#### Exercise data:
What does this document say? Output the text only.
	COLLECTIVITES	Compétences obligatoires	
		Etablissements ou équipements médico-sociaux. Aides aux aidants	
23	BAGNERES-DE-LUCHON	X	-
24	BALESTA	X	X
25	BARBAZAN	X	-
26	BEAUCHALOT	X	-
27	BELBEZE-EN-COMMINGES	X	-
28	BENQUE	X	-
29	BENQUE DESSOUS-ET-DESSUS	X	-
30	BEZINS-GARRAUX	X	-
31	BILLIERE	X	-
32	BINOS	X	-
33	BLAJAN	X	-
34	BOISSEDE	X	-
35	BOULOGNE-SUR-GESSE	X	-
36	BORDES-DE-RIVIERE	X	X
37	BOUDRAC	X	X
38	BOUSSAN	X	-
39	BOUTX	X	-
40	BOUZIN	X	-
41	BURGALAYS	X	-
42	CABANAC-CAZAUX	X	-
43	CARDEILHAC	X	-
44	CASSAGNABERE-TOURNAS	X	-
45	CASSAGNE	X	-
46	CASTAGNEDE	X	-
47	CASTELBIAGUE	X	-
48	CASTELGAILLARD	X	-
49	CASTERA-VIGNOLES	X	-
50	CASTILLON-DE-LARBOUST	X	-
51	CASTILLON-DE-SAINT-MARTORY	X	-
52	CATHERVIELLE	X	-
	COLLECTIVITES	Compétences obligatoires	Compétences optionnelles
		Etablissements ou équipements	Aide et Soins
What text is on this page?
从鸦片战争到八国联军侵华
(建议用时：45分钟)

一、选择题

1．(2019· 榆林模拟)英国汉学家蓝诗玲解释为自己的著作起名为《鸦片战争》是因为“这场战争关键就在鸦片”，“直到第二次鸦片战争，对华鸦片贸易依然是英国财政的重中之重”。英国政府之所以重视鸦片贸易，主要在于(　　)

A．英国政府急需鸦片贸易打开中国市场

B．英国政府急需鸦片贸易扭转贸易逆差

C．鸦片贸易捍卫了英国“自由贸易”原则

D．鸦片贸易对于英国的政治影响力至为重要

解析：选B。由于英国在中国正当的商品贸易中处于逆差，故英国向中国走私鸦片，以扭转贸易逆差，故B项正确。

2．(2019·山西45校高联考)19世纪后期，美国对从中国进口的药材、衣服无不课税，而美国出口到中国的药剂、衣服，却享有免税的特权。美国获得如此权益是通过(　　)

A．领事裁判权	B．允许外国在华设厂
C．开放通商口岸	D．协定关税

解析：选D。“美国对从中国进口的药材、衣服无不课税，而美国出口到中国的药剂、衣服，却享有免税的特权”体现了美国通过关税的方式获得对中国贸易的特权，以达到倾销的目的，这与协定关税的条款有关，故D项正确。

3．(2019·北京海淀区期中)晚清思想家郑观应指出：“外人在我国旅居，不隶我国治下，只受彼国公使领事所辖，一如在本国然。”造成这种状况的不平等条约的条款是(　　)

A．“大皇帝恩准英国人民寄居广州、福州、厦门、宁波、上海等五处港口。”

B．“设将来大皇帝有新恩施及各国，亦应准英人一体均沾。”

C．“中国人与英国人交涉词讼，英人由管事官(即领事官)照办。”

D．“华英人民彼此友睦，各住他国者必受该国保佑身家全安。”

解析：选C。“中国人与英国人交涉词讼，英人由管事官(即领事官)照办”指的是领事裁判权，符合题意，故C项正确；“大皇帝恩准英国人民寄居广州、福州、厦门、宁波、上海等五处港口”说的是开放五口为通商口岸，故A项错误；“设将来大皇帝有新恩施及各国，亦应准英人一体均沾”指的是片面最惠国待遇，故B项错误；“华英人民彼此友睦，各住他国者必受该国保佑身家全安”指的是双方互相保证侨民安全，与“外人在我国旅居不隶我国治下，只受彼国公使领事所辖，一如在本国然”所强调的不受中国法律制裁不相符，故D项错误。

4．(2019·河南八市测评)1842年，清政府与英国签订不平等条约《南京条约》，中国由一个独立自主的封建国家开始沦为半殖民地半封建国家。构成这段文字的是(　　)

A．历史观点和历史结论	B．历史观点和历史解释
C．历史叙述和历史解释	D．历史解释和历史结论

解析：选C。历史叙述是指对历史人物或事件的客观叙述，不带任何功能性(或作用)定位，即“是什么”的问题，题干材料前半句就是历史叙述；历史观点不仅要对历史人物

#### The problem:
Write out every line exactly as it stands.

#### Right answer:
What does this document say? Output the text only.
	COLLECTIVITES	Compétences obligatoires	
		Etablissements ou équipements médico-sociaux. Aides aux aidants	
23	BAGNERES-DE-LUCHON	X	-
24	BALESTA	X	X
25	BARBAZAN	X	-
26	BEAUCHALOT	X	-
27	BELBEZE-EN-COMMINGES	X	-
28	BENQUE	X	-
29	BENQUE DESSOUS-ET-DESSUS	X	-
30	BEZINS-GARRAUX	X	-
31	BILLIERE	X	-
32	BINOS	X	-
33	BLAJAN	X	-
34	BOISSEDE	X	-
35	BOULOGNE-SUR-GESSE	X	-
36	BORDES-DE-RIVIERE	X	X
37	BOUDRAC	X	X
38	BOUSSAN	X	-
39	BOUTX	X	-
40	BOUZIN	X	-
41	BURGALAYS	X	-
42	CABANAC-CAZAUX	X	-
43	CARDEILHAC	X	-
44	CASSAGNABERE-TOURNAS	X	-
45	CASSAGNE	X	-
46	CASTAGNEDE	X	-
47	CASTELBIAGUE	X	-
48	CASTELGAILLARD	X	-
49	CASTERA-VIGNOLES	X	-
50	CASTILLON-DE-LARBOUST	X	-
51	CASTILLON-DE-SAINT-MARTORY	X	-
52	CATHERVIELLE	X	-
	COLLECTIVITES	Compétences obligatoires	Compétences optionnelles
		Etablissements ou équipements	Aide et Soins
What text is on this page?
从鸦片战争到八国联军侵华
(建议用时：45分钟)

一、选择题

1．(2019· 榆林模拟)英国汉学家蓝诗玲解释为自己的著作起名为《鸦片战争》是因为“这场战争关键就在鸦片”，“直到第二次鸦片战争，对华鸦片贸易依然是英国财政的重中之重”。英国政府之所以重视鸦片贸易，主要在于(　　)

A．英国政府急需鸦片贸易打开中国市场

B．英国政府急需鸦片贸易扭转贸易逆差

C．鸦片贸易捍卫了英国“自由贸易”原则

D．鸦片贸易对于英国的政治影响力至为重要

解析：选B。由于英国在中国正当的商品贸易中处于逆差，故英国向中国走私鸦片，以扭转贸易逆差，故B项正确。

2．(2019·山西45校高联考)19世纪后期，美国对从中国进口的药材、衣服无不课税，而美国出口到中国的药剂、衣服，却享有免税的特权。美国获得如此权益是通过(　　)

A．领事裁判权	B．允许外国在华设厂
C．开放通商口岸	D．协定关税

解析：选D。“美国对从中国进口的药材、衣服无不课税，而美国出口到中国的药剂、衣服，却享有免税的特权”体现了美国通过关税的方式获得对中国贸易的特权，以达到倾销的目的，这与协定关税的条款有关，故D项正确。

3．(2019·北京海淀区期中)晚清思想家郑观应指出：“外人在我国旅居，不隶我国治下，只受彼国公使领事所辖，一如在本国然。”造成这种状况的不平等条约的条款是(　　)

A．“大皇帝恩准英国人民寄居广州、福州、厦门、宁波、上海等五处港口。”

B．“设将来大皇帝有新恩施及各国，亦应准英人一体均沾。”

C．“中国人与英国人交涉词讼，英人由管事官(即领事官)照办。”

D．“华英人民彼此友睦，各住他国者必受该国保佑身家全安。”

解析：选C。“中国人与英国人交涉词讼，英人由管事官(即领事官)照办”指的是领事裁判权，符合题意，故C项正确；“大皇帝恩准英国人民寄居广州、福州、厦门、宁波、上海等五处港口”说的是开放五口为通商口岸，故A项错误；“设将来大皇帝有新恩施及各国，亦应准英人一体均沾”指的是片面最惠国待遇，故B项错误；“华英人民彼此友睦，各住他国者必受该国保佑身家全安”指的是双方互相保证侨民安全，与“外人在我国旅居不隶我国治下，只受彼国公使领事所辖，一如在本国然”所强调的不受中国法律制裁不相符，故D项错误。

4．(2019·河南八市测评)1842年，清政府与英国签订不平等条约《南京条约》，中国由一个独立自主的封建国家开始沦为半殖民地半封建国家。构成这段文字的是(　　)

A．历史观点和历史结论	B．历史观点和历史解释
C．历史叙述和历史解释	D．历史解释和历史结论

解析：选C。历史叙述是指对历史人物或事件的客观叙述，不带任何功能性(或作用)定位，即“是什么”的问题，题干材料前半句就是历史叙述；历史观点不仅要对历史人物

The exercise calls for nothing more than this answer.